SET PROBLEM
Locate every line in the material below that has the word "What". Copy each of those lines.

** start DATA SHOWN **

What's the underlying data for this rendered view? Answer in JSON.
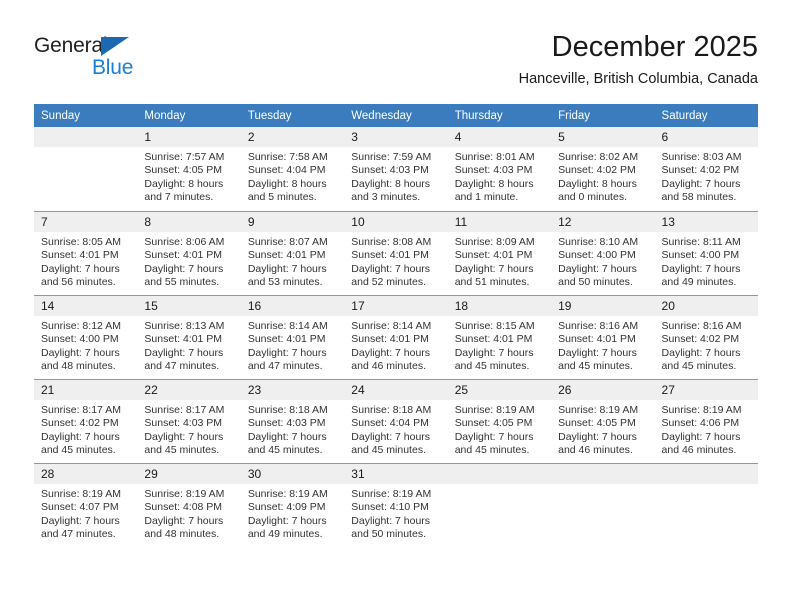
{
  "brand": {
    "line1": "General",
    "line2": "Blue"
  },
  "header": {
    "title": "December 2025",
    "subtitle": "Hanceville, British Columbia, Canada"
  },
  "colors": {
    "header_bar": "#3a7cbe",
    "brand_blue": "#1b7fd4",
    "daynum_bg": "#efefef"
  },
  "weekdays": [
    "Sunday",
    "Monday",
    "Tuesday",
    "Wednesday",
    "Thursday",
    "Friday",
    "Saturday"
  ],
  "labels": {
    "sunrise": "Sunrise:",
    "sunset": "Sunset:",
    "daylight": "Daylight:"
  },
  "weeks": [
    [
      {
        "day": "",
        "l1": "",
        "l2": "",
        "l3": "",
        "l4": ""
      },
      {
        "day": "1",
        "l1": "Sunrise: 7:57 AM",
        "l2": "Sunset: 4:05 PM",
        "l3": "Daylight: 8 hours",
        "l4": "and 7 minutes."
      },
      {
        "day": "2",
        "l1": "Sunrise: 7:58 AM",
        "l2": "Sunset: 4:04 PM",
        "l3": "Daylight: 8 hours",
        "l4": "and 5 minutes."
      },
      {
        "day": "3",
        "l1": "Sunrise: 7:59 AM",
        "l2": "Sunset: 4:03 PM",
        "l3": "Daylight: 8 hours",
        "l4": "and 3 minutes."
      },
      {
        "day": "4",
        "l1": "Sunrise: 8:01 AM",
        "l2": "Sunset: 4:03 PM",
        "l3": "Daylight: 8 hours",
        "l4": "and 1 minute."
      },
      {
        "day": "5",
        "l1": "Sunrise: 8:02 AM",
        "l2": "Sunset: 4:02 PM",
        "l3": "Daylight: 8 hours",
        "l4": "and 0 minutes."
      },
      {
        "day": "6",
        "l1": "Sunrise: 8:03 AM",
        "l2": "Sunset: 4:02 PM",
        "l3": "Daylight: 7 hours",
        "l4": "and 58 minutes."
      }
    ],
    [
      {
        "day": "7",
        "l1": "Sunrise: 8:05 AM",
        "l2": "Sunset: 4:01 PM",
        "l3": "Daylight: 7 hours",
        "l4": "and 56 minutes."
      },
      {
        "day": "8",
        "l1": "Sunrise: 8:06 AM",
        "l2": "Sunset: 4:01 PM",
        "l3": "Daylight: 7 hours",
        "l4": "and 55 minutes."
      },
      {
        "day": "9",
        "l1": "Sunrise: 8:07 AM",
        "l2": "Sunset: 4:01 PM",
        "l3": "Daylight: 7 hours",
        "l4": "and 53 minutes."
      },
      {
        "day": "10",
        "l1": "Sunrise: 8:08 AM",
        "l2": "Sunset: 4:01 PM",
        "l3": "Daylight: 7 hours",
        "l4": "and 52 minutes."
      },
      {
        "day": "11",
        "l1": "Sunrise: 8:09 AM",
        "l2": "Sunset: 4:01 PM",
        "l3": "Daylight: 7 hours",
        "l4": "and 51 minutes."
      },
      {
        "day": "12",
        "l1": "Sunrise: 8:10 AM",
        "l2": "Sunset: 4:00 PM",
        "l3": "Daylight: 7 hours",
        "l4": "and 50 minutes."
      },
      {
        "day": "13",
        "l1": "Sunrise: 8:11 AM",
        "l2": "Sunset: 4:00 PM",
        "l3": "Daylight: 7 hours",
        "l4": "and 49 minutes."
      }
    ],
    [
      {
        "day": "14",
        "l1": "Sunrise: 8:12 AM",
        "l2": "Sunset: 4:00 PM",
        "l3": "Daylight: 7 hours",
        "l4": "and 48 minutes."
      },
      {
        "day": "15",
        "l1": "Sunrise: 8:13 AM",
        "l2": "Sunset: 4:01 PM",
        "l3": "Daylight: 7 hours",
        "l4": "and 47 minutes."
      },
      {
        "day": "16",
        "l1": "Sunrise: 8:14 AM",
        "l2": "Sunset: 4:01 PM",
        "l3": "Daylight: 7 hours",
        "l4": "and 47 minutes."
      },
      {
        "day": "17",
        "l1": "Sunrise: 8:14 AM",
        "l2": "Sunset: 4:01 PM",
        "l3": "Daylight: 7 hours",
        "l4": "and 46 minutes."
      },
      {
        "day": "18",
        "l1": "Sunrise: 8:15 AM",
        "l2": "Sunset: 4:01 PM",
        "l3": "Daylight: 7 hours",
        "l4": "and 45 minutes."
      },
      {
        "day": "19",
        "l1": "Sunrise: 8:16 AM",
        "l2": "Sunset: 4:01 PM",
        "l3": "Daylight: 7 hours",
        "l4": "and 45 minutes."
      },
      {
        "day": "20",
        "l1": "Sunrise: 8:16 AM",
        "l2": "Sunset: 4:02 PM",
        "l3": "Daylight: 7 hours",
        "l4": "and 45 minutes."
      }
    ],
    [
      {
        "day": "21",
        "l1": "Sunrise: 8:17 AM",
        "l2": "Sunset: 4:02 PM",
        "l3": "Daylight: 7 hours",
        "l4": "and 45 minutes."
      },
      {
        "day": "22",
        "l1": "Sunrise: 8:17 AM",
        "l2": "Sunset: 4:03 PM",
        "l3": "Daylight: 7 hours",
        "l4": "and 45 minutes."
      },
      {
        "day": "23",
        "l1": "Sunrise: 8:18 AM",
        "l2": "Sunset: 4:03 PM",
        "l3": "Daylight: 7 hours",
        "l4": "and 45 minutes."
      },
      {
        "day": "24",
        "l1": "Sunrise: 8:18 AM",
        "l2": "Sunset: 4:04 PM",
        "l3": "Daylight: 7 hours",
        "l4": "and 45 minutes."
      },
      {
        "day": "25",
        "l1": "Sunrise: 8:19 AM",
        "l2": "Sunset: 4:05 PM",
        "l3": "Daylight: 7 hours",
        "l4": "and 45 minutes."
      },
      {
        "day": "26",
        "l1": "Sunrise: 8:19 AM",
        "l2": "Sunset: 4:05 PM",
        "l3": "Daylight: 7 hours",
        "l4": "and 46 minutes."
      },
      {
        "day": "27",
        "l1": "Sunrise: 8:19 AM",
        "l2": "Sunset: 4:06 PM",
        "l3": "Daylight: 7 hours",
        "l4": "and 46 minutes."
      }
    ],
    [
      {
        "day": "28",
        "l1": "Sunrise: 8:19 AM",
        "l2": "Sunset: 4:07 PM",
        "l3": "Daylight: 7 hours",
        "l4": "and 47 minutes."
      },
      {
        "day": "29",
        "l1": "Sunrise: 8:19 AM",
        "l2": "Sunset: 4:08 PM",
        "l3": "Daylight: 7 hours",
        "l4": "and 48 minutes."
      },
      {
        "day": "30",
        "l1": "Sunrise: 8:19 AM",
        "l2": "Sunset: 4:09 PM",
        "l3": "Daylight: 7 hours",
        "l4": "and 49 minutes."
      },
      {
        "day": "31",
        "l1": "Sunrise: 8:19 AM",
        "l2": "Sunset: 4:10 PM",
        "l3": "Daylight: 7 hours",
        "l4": "and 50 minutes."
      },
      {
        "day": "",
        "l1": "",
        "l2": "",
        "l3": "",
        "l4": ""
      },
      {
        "day": "",
        "l1": "",
        "l2": "",
        "l3": "",
        "l4": ""
      },
      {
        "day": "",
        "l1": "",
        "l2": "",
        "l3": "",
        "l4": ""
      }
    ]
  ]
}
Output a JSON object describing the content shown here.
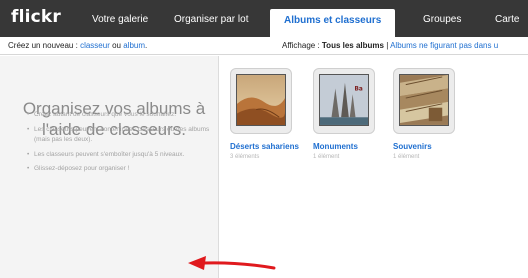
{
  "brand": {
    "logo": "flickr"
  },
  "nav": {
    "tabs": [
      {
        "label": "Votre galerie"
      },
      {
        "label": "Organiser par lot"
      },
      {
        "label": "Albums et classeurs",
        "active": true
      },
      {
        "label": "Groupes"
      },
      {
        "label": "Carte"
      }
    ]
  },
  "subbar": {
    "create_prefix": "Créez un nouveau :",
    "create_folder": "classeur",
    "create_or": "ou",
    "create_album": "album",
    "create_suffix": ".",
    "display_prefix": "Affichage :",
    "display_all": "Tous les albums",
    "separator": "|",
    "display_other": "Albums ne figurant pas dans u"
  },
  "leftpanel": {
    "headline": "Organisez vos albums à l'aide de classeurs.",
    "tips": [
      "Créez autant de classeurs que vous le souhaitez.",
      "Les classeurs peuvent contenir des classeurs ou des albums (mais pas les deux).",
      "Les classeurs peuvent s'emboîter jusqu'à 5 niveaux.",
      "Glissez-déposez pour organiser !"
    ]
  },
  "albums": [
    {
      "title": "Déserts sahariens",
      "count": "3 éléments",
      "icon": "desert-photo"
    },
    {
      "title": "Monuments",
      "count": "1 élément",
      "icon": "temple-photo"
    },
    {
      "title": "Souvenirs",
      "count": "1 élément",
      "icon": "market-photo"
    }
  ],
  "colors": {
    "topbar": "#373737",
    "link": "#1f6fd0",
    "annotation_arrow": "#e0191d"
  }
}
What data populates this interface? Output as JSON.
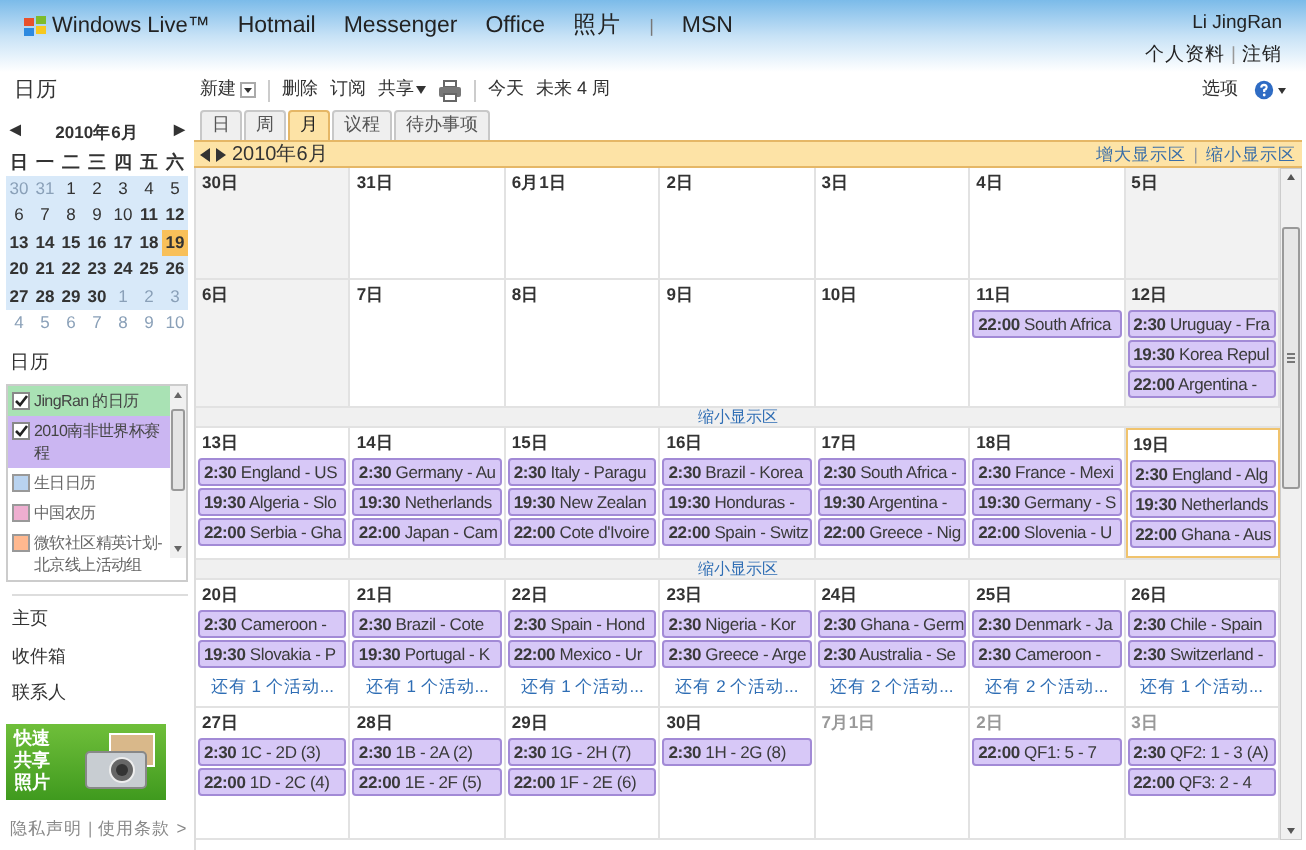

** end DATA SHOWN **

RESPONSE TO THE TASK
What's the underlying data for this rendered view? Answer in JSON.
What data populates this interface? Output as JSON.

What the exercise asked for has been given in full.